* _What is asked_: Omitting all pictures, copy word for word the lines from the line containing "Serialize everything readable" through the final line of the entries.
╭─ Entries shown
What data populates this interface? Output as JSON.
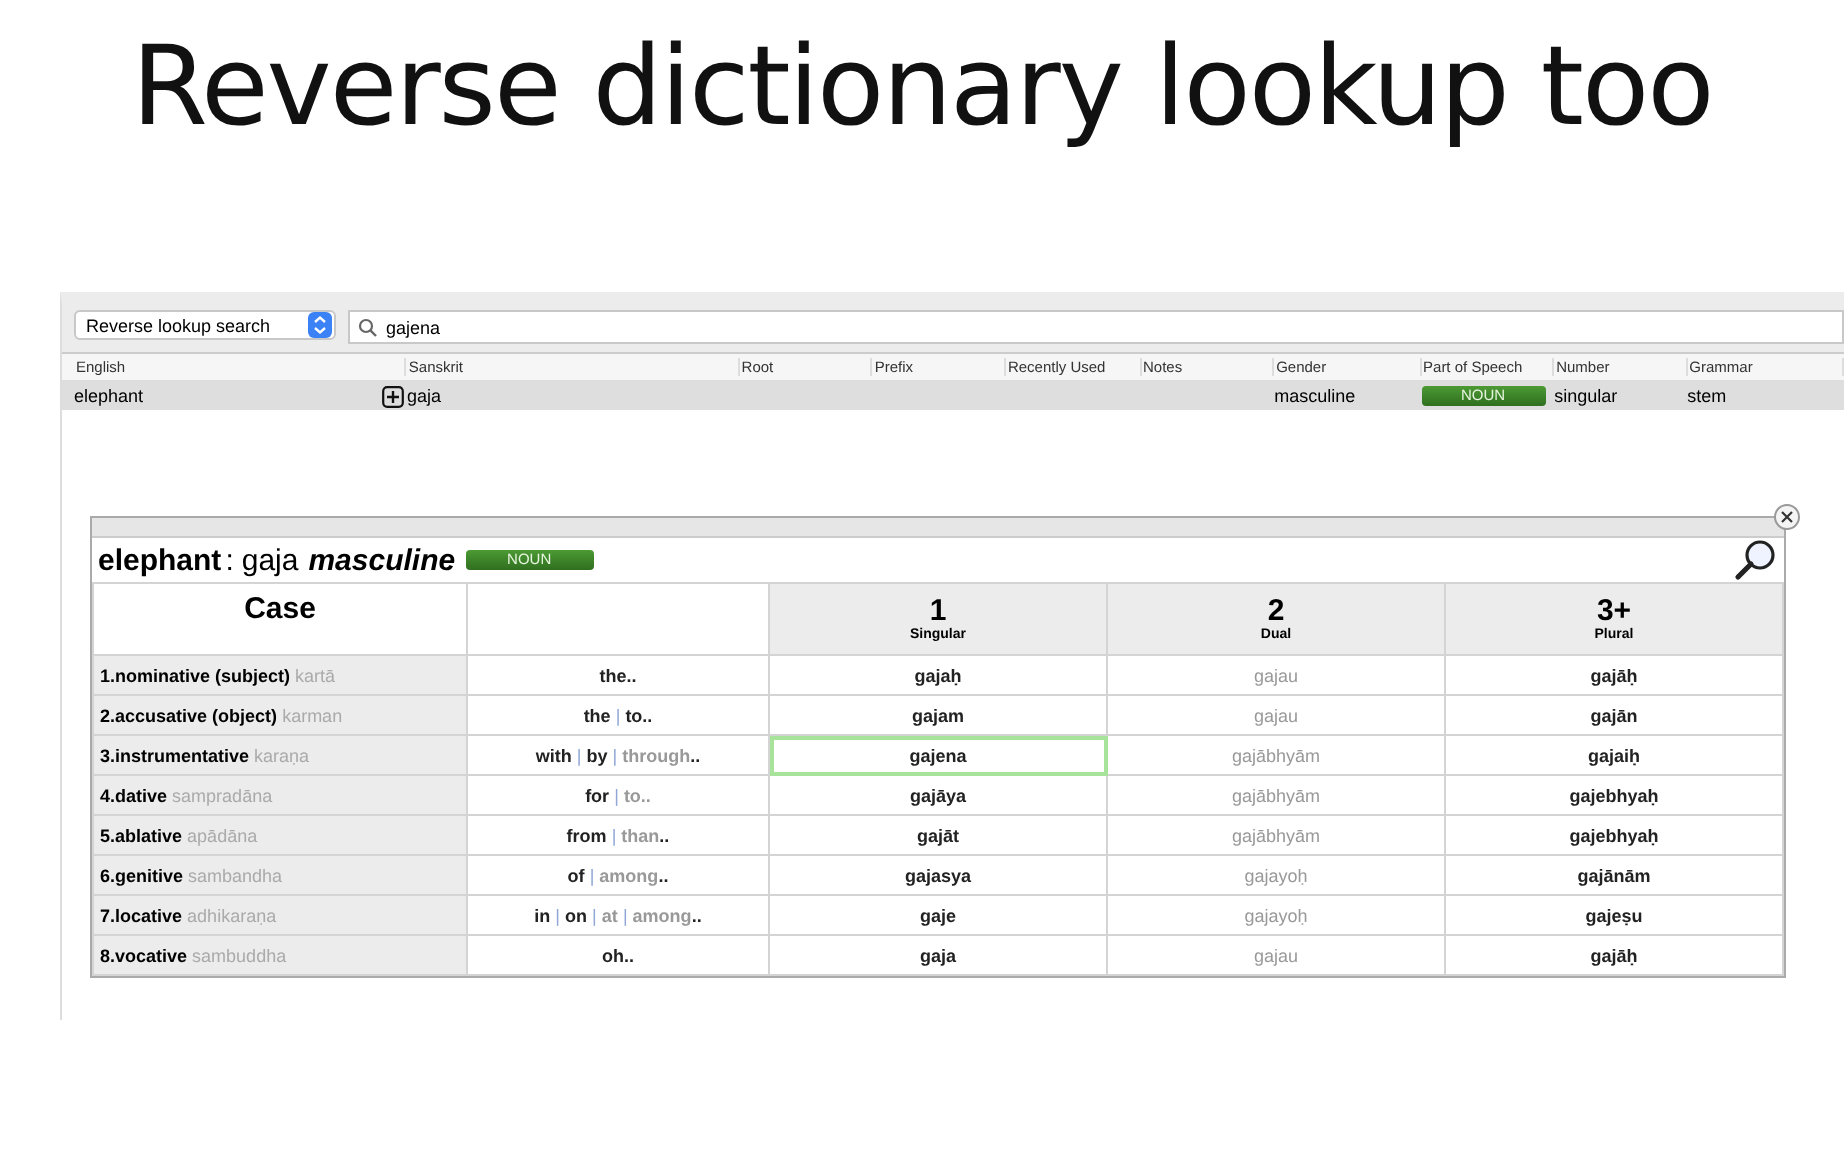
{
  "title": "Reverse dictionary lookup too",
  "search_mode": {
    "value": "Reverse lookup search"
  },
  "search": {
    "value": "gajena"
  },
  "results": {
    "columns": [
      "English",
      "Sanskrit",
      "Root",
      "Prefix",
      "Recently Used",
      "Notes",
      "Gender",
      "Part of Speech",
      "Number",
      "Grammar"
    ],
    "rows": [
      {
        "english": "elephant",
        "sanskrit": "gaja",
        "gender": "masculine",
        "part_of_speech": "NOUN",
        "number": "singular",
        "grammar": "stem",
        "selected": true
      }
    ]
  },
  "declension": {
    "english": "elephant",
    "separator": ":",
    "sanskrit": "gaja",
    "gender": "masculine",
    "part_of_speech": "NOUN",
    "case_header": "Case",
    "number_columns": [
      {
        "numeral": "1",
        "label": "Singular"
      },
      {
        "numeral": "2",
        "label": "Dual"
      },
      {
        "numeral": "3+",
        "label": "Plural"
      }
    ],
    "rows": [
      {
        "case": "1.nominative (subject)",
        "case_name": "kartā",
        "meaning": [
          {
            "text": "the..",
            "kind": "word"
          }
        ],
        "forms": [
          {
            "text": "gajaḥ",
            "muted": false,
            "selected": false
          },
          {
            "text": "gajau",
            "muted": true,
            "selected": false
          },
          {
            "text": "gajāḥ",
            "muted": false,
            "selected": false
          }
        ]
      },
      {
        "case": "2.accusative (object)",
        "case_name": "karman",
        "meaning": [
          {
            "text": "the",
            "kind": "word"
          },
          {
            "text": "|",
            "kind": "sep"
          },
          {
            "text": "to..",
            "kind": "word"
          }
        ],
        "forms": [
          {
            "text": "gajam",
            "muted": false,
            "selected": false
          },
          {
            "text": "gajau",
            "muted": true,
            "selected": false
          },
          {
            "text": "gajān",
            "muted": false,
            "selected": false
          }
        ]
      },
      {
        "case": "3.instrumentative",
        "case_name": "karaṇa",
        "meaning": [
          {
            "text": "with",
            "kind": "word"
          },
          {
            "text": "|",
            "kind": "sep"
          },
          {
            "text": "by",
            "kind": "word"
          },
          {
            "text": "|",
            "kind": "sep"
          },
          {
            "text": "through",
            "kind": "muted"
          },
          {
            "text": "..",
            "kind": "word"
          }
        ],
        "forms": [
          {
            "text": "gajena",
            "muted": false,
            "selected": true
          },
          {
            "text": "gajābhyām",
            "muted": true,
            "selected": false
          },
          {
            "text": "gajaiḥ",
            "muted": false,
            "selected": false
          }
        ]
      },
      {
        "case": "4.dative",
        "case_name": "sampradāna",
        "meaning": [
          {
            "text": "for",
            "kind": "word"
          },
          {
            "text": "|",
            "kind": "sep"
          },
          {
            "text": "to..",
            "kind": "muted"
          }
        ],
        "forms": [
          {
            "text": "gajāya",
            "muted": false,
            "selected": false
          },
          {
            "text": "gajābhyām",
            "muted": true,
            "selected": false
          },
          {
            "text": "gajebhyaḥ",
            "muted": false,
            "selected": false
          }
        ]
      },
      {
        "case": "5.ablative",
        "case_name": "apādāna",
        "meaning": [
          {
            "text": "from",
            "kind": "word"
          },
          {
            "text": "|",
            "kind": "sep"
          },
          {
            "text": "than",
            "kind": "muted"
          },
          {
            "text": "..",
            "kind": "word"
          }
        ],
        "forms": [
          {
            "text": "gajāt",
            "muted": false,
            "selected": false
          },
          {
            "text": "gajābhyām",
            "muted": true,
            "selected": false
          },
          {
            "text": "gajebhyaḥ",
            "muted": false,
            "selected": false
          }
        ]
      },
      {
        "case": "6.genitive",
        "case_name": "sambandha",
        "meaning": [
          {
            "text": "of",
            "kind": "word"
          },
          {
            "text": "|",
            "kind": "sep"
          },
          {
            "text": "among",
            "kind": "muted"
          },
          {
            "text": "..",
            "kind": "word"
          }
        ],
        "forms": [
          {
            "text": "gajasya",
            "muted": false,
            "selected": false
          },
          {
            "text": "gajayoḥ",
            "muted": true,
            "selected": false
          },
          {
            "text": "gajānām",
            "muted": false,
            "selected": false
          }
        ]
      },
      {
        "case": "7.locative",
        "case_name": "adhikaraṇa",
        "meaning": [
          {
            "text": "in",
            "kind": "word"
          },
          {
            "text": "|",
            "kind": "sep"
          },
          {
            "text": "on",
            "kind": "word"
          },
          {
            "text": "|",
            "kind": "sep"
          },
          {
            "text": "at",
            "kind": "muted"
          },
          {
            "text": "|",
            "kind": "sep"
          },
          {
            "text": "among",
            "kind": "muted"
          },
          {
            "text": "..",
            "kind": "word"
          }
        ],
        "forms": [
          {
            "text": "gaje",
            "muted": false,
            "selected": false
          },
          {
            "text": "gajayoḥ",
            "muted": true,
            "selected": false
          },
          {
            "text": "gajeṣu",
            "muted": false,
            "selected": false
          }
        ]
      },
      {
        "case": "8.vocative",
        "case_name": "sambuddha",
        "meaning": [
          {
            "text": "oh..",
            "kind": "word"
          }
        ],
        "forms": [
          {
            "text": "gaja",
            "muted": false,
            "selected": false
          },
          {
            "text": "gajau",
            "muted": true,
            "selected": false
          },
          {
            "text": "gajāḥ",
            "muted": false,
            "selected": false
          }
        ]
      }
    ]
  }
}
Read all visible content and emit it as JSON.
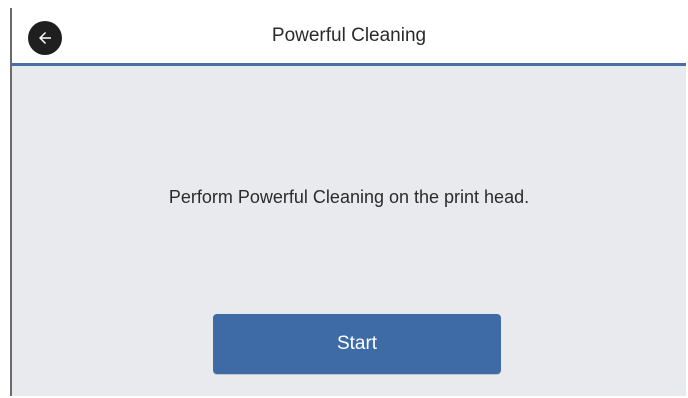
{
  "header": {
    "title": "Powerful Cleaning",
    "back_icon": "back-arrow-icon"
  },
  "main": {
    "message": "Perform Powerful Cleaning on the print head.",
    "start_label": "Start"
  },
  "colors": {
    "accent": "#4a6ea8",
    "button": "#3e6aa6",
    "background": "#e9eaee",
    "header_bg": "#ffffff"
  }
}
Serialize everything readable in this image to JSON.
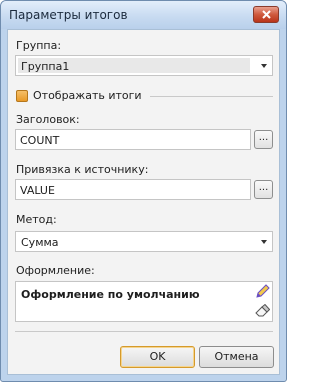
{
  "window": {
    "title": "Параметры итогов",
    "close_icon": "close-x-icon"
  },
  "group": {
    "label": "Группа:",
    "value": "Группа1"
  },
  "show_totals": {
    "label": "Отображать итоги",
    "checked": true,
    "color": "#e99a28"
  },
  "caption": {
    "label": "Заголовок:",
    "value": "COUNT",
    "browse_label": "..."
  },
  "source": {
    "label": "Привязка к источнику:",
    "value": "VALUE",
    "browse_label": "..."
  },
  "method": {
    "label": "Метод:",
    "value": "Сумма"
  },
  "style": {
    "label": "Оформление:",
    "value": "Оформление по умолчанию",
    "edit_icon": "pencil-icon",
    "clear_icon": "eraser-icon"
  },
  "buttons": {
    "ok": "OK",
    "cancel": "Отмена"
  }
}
╰─
* _The reply_:
Serialize everything readable in this image to JSON.
{
  "window": {
    "title": "Параметры итогов",
    "close_icon": "close-x-icon"
  },
  "group": {
    "label": "Группа:",
    "value": "Группа1"
  },
  "show_totals": {
    "label": "Отображать итоги",
    "checked": true,
    "color": "#e99a28"
  },
  "caption": {
    "label": "Заголовок:",
    "value": "COUNT",
    "browse_label": "..."
  },
  "source": {
    "label": "Привязка к источнику:",
    "value": "VALUE",
    "browse_label": "..."
  },
  "method": {
    "label": "Метод:",
    "value": "Сумма"
  },
  "style": {
    "label": "Оформление:",
    "value": "Оформление по умолчанию",
    "edit_icon": "pencil-icon",
    "clear_icon": "eraser-icon"
  },
  "buttons": {
    "ok": "OK",
    "cancel": "Отмена"
  }
}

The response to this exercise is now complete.